### [Passage to read]
Postgres consistently favoring nested loop join over merge join

Postgres consistently favoring nested loop join over merge join - sql

I have a complex query:
SELECT DISTINCT ON (delivery.id)
delivery.id, dl_processing.pid
FROM mailer.mailer_message_recipient_rel AS delivery
JOIN mailer.mailer_message AS message ON delivery.message_id = message.id
JOIN mailer.mailer_message_recipient_rel_log AS dl_processing ON dl_processing.rel_id = delivery.id AND dl_processing.status = 1000
-- LEFT JOIN mailer.mailer_recipient AS r ON delivery.email = r.email
JOIN mailer.mailer_mailing AS mailing ON message.mailing_id = mailing.id
WHERE
NOT EXISTS (SELECT dl_finished.id FROM mailer.mailer_message_recipient_rel_log AS dl_finished WHERE dl_finished.rel_id = delivery.id AND dl_finished.status <> 1000) AND
dl_processing.date <= NOW() - (36000 * INTERVAL '1 second') AND
NOT EXISTS (SELECT ml.id FROM mailer.mailer_message_log AS ml WHERE ml.message_id = message.id) AND
-- (r.times_bounced < 5 OR r.times_bounced IS NULL) AND
NOT EXISTS (SELECT ur.id FROM mailer.mailer_unsubscribed_recipient AS ur WHERE ur.email = delivery.email AND ur.list_id = mailing.list_id)
ORDER BY delivery.id, dl_processing.id DESC
LIMIT 1000;
It is running very slowly, and the reason seems to be that Postgres is consistently avoiding using merge joins in its query plan despite me having all the indices that I would need for this. It looks really depressing:
http://explain.depesz.com/s/tVY
http://i.stack.imgur.com/Myw4R.png
Why would this happen? How do I troubleshoot such an issue?
UPD: with #wildplasser's help I have reworked the query to fix performance (while changing its semantics somewhat):
SELECT delivery.id, dl_processing.pid
FROM mailer.mailer_message_recipient_rel AS delivery
JOIN mailer.mailer_message AS message ON delivery.message_id = message.id
JOIN mailer.mailer_message_recipient_rel_log AS dl_processing ON dl_processing.rel_id = delivery.id AND dl_processing.status in (1000, 2, 5) AND dl_processing.date <= NOW() - (36000 * INTERVAL '1 second')

Items stored in a collection

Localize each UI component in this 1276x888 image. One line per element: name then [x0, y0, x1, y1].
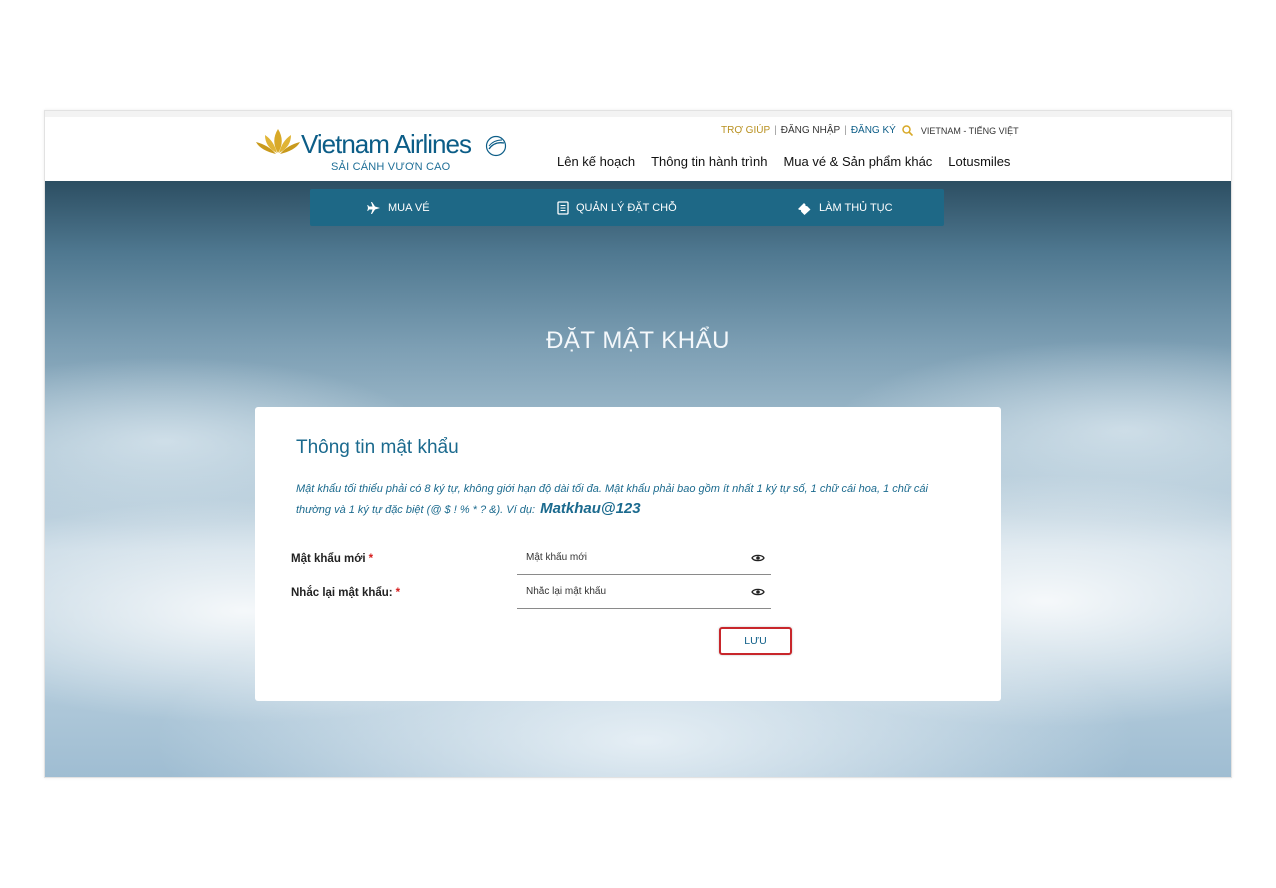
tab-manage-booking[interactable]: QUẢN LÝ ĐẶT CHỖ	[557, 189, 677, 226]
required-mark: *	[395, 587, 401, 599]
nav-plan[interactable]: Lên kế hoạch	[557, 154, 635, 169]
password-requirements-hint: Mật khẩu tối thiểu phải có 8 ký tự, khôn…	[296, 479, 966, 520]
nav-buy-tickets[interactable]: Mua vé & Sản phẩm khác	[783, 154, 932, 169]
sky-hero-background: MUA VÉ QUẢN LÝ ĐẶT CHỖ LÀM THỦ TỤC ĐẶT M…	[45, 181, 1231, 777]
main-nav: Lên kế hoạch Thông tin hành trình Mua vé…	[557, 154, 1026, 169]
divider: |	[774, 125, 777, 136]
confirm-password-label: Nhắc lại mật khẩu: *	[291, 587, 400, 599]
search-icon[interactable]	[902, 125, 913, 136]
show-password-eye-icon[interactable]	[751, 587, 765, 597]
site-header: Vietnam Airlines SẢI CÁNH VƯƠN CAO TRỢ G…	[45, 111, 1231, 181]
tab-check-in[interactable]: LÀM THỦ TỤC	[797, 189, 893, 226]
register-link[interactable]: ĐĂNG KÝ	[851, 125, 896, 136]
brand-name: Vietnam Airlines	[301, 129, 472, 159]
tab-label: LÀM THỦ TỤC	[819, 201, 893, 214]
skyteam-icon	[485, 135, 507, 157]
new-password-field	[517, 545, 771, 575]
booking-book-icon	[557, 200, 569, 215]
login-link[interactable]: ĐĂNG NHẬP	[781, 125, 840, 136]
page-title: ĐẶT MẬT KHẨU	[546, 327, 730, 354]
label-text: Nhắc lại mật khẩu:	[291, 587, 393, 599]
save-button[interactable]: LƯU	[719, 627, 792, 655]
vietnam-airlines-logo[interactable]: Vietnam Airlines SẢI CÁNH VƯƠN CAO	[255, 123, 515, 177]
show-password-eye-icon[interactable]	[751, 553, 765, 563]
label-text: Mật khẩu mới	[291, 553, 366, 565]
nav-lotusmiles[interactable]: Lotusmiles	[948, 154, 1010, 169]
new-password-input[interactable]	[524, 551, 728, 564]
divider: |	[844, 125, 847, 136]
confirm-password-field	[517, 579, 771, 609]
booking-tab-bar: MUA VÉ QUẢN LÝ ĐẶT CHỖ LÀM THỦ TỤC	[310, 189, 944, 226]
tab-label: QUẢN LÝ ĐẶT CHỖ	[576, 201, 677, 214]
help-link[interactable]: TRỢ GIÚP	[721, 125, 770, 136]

### [Set task]
Carry on the thread about Postgres favoring nested loop joins, starting right after the last part of it shown.

### [Answer to this exercise]
LEFT JOIN mailer.mailer_recipient AS r ON delivery.email = r.email
WHERE
(r.times_bounced < 5 OR r.times_bounced IS NULL) AND
NOT EXISTS (SELECT dl_other.id FROM mailer.mailer_message_recipient_rel_log AS dl_other WHERE dl_other.rel_id = delivery.id AND dl_other.id > dl_processing.id) AND
NOT EXISTS (SELECT ml.id FROM mailer.mailer_message_log AS ml WHERE ml.message_id = message.id) AND
NOT EXISTS (SELECT ur.id FROM mailer.mailer_unsubscribed_recipient AS ur JOIN mailer.mailer_mailing AS mailing ON message.mailing_id = mailing.id WHERE ur.email = delivery.email AND ur.list_id = mailing.list_id)
ORDER BY delivery.id
LIMIT 1000
It now runs well, but the query plan still sports these horrible nested loop joins <_<:
http://explain.depesz.com/s/MTo3
I would still like to know why that is.

The reason is that Postgres is actually doing the right thing, and I suck at math. Suppose table A has N rows, and table B has M rows, and they are being joined via a column that they both have a B-tree index for. Then the following is true:
Nested loop join's time complexity is not O(MN), like I naively thought, but O(M log N) or O(N log M), depending on which table is scanned linearly. If both are scanned by an index, we get O(M log M log N) or O(N log M log N), respectively. But since this is only required if a specific order of the rows is needed for yet another join or due to the ORDER clause, as we'll see it's not a bad deal at all.
Merge join's time complexity is O(M log M + N log N), which means that it loses to the nested loop join, provided that the asymptotic proportionality coefficients are the same, and AFAIK they should both be equal to 1 in most implementations. Since both tables must be iterated by the same index in the same direction, if different order is required, an additional sort is required, which easily makes the complexity worse than in the case of the nested loop sort.
So basically despite being associated with the merge sort, which we all love, merge join almost always sucks.
The reason why my first query was so slow was because it had to perform sort before applying limit, and it was also bad in many other ways. After applying #wildplasser's suggestions, I managed to reduce the number of (still expensive) nested loops and also allow for limit to be taken without a sort, thus ensuring that Postgres most likely won't need to run the outer scan to its completition, which is where I derive the bulk of performance gains from.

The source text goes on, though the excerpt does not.